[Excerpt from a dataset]

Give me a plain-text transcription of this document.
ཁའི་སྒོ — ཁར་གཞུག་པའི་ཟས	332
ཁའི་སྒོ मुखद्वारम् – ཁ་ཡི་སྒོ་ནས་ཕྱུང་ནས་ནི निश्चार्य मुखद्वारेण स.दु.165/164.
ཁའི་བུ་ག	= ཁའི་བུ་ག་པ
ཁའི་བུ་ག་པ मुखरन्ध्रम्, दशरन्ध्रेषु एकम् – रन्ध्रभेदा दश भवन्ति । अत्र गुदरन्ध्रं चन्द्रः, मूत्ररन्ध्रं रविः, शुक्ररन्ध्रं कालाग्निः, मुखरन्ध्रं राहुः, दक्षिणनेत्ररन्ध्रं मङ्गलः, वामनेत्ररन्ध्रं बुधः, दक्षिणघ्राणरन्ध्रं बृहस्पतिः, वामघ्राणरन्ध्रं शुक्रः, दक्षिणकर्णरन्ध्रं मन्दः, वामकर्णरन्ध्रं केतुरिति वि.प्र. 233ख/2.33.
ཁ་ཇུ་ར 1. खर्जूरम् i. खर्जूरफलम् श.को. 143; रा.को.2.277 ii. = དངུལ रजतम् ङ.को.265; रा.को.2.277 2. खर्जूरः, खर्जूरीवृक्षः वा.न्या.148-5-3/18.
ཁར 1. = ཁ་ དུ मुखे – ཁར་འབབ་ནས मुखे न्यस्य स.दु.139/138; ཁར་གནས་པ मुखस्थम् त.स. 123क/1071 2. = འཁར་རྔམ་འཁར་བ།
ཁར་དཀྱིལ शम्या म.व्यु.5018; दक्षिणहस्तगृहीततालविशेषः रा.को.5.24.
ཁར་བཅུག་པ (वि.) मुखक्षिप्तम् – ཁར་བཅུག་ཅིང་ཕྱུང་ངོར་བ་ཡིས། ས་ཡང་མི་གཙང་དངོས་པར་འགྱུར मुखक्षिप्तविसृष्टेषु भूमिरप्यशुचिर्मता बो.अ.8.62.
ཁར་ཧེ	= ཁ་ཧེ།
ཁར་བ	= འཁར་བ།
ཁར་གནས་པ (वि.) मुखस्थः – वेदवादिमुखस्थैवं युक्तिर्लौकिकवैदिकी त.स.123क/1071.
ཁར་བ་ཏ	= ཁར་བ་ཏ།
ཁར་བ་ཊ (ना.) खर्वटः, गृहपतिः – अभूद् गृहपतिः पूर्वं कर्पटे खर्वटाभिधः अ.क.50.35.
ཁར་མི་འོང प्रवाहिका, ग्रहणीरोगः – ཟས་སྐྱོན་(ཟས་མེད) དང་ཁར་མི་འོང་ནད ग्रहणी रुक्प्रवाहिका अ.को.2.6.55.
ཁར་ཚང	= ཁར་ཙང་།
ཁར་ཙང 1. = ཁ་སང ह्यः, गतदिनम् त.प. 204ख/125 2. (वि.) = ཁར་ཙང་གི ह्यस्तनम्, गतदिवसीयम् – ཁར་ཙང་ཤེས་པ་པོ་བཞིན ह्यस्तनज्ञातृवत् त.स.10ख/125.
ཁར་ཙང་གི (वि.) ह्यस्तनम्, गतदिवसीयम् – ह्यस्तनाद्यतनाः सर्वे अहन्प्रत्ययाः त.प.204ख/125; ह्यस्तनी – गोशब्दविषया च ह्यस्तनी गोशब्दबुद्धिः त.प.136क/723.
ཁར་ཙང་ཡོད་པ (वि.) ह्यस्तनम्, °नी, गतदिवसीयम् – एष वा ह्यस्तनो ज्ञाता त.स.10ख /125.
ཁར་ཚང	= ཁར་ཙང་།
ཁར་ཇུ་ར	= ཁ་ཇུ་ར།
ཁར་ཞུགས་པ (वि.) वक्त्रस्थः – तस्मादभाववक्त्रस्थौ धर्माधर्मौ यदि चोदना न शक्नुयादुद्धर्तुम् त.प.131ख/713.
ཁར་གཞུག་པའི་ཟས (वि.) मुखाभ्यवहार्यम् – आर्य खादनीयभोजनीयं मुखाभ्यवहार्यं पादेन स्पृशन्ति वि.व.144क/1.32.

> _TASK PROMPT_
Copy out each line above, character for character.

> _OUTPUT BELOW_
Give me a plain-text transcription of this document.
ཁའི་སྒོ — ཁར་གཞུག་པའི་ཟས	332
ཁའི་སྒོ मुखद्वारम् – ཁ་ཡི་སྒོ་ནས་ཕྱུང་ནས་ནི निश्चार्य मुखद्वारेण स.दु.165/164.
ཁའི་བུ་ག	= ཁའི་བུ་ག་པ
ཁའི་བུ་ག་པ मुखरन्ध्रम्, दशरन्ध्रेषु एकम् – रन्ध्रभेदा दश भवन्ति । अत्र गुदरन्ध्रं चन्द्रः, मूत्ररन्ध्रं रविः, शुक्ररन्ध्रं कालाग्निः, मुखरन्ध्रं राहुः, दक्षिणनेत्ररन्ध्रं मङ्गलः, वामनेत्ररन्ध्रं बुधः, दक्षिणघ्राणरन्ध्रं बृहस्पतिः, वामघ्राणरन्ध्रं शुक्रः, दक्षिणकर्णरन्ध्रं मन्दः, वामकर्णरन्ध्रं केतुरिति वि.प्र. 233ख/2.33.
ཁ་ཇུ་ར 1. खर्जूरम् i. खर्जूरफलम् श.को. 143; रा.को.2.277 ii. = དངུལ रजतम् ङ.को.265; रा.को.2.277 2. खर्जूरः, खर्जूरीवृक्षः वा.न्या.148-5-3/18.
ཁར 1. = ཁ་ དུ मुखे – ཁར་འབབ་ནས मुखे न्यस्य स.दु.139/138; ཁར་གནས་པ मुखस्थम् त.स. 123क/1071 2. = འཁར་རྔམ་འཁར་བ།
ཁར་དཀྱིལ शम्या म.व्यु.5018; दक्षिणहस्तगृहीततालविशेषः रा.को.5.24.
ཁར་བཅུག་པ (वि.) मुखक्षिप्तम् – ཁར་བཅུག་ཅིང་ཕྱུང་ངོར་བ་ཡིས། ས་ཡང་མི་གཙང་དངོས་པར་འགྱུར मुखक्षिप्तविसृष्टेषु भूमिरप्यशुचिर्मता बो.अ.8.62.
ཁར་ཧེ	= ཁ་ཧེ།
ཁར་བ	= འཁར་བ།
ཁར་གནས་པ (वि.) मुखस्थः – वेदवादिमुखस्थैवं युक्तिर्लौकिकवैदिकी त.स.123क/1071.
ཁར་བ་ཏ	= ཁར་བ་ཏ།
ཁར་བ་ཊ (ना.) खर्वटः, गृहपतिः – अभूद् गृहपतिः पूर्वं कर्पटे खर्वटाभिधः अ.क.50.35.
ཁར་མི་འོང प्रवाहिका, ग्रहणीरोगः – ཟས་སྐྱོན་(ཟས་མེད) དང་ཁར་མི་འོང་ནད ग्रहणी रुक्प्रवाहिका अ.को.2.6.55.
ཁར་ཚང	= ཁར་ཙང་།
ཁར་ཙང 1. = ཁ་སང ह्यः, गतदिनम् त.प. 204ख/125 2. (वि.) = ཁར་ཙང་གི ह्यस्तनम्, गतदिवसीयम् – ཁར་ཙང་ཤེས་པ་པོ་བཞིན ह्यस्तनज्ञातृवत् त.स.10ख/125.
ཁར་ཙང་གི (वि.) ह्यस्तनम्, गतदिवसीयम् – ह्यस्तनाद्यतनाः सर्वे अहन्प्रत्ययाः त.प.204ख/125; ह्यस्तनी – गोशब्दविषया च ह्यस्तनी गोशब्दबुद्धिः त.प.136क/723.
ཁར་ཙང་ཡོད་པ (वि.) ह्यस्तनम्, °नी, गतदिवसीयम् – एष वा ह्यस्तनो ज्ञाता त.स.10ख /125.
ཁར་ཚང	= ཁར་ཙང་།
ཁར་ཇུ་ར	= ཁ་ཇུ་ར།
ཁར་ཞུགས་པ (वि.) वक्त्रस्थः – तस्मादभाववक्त्रस्थौ धर्माधर्मौ यदि चोदना न शक्नुयादुद्धर्तुम् त.प.131ख/713.
ཁར་གཞུག་པའི་ཟས (वि.) मुखाभ्यवहार्यम् – आर्य खादनीयभोजनीयं मुखाभ्यवहार्यं पादेन स्पृशन्ति वि.व.144क/1.32.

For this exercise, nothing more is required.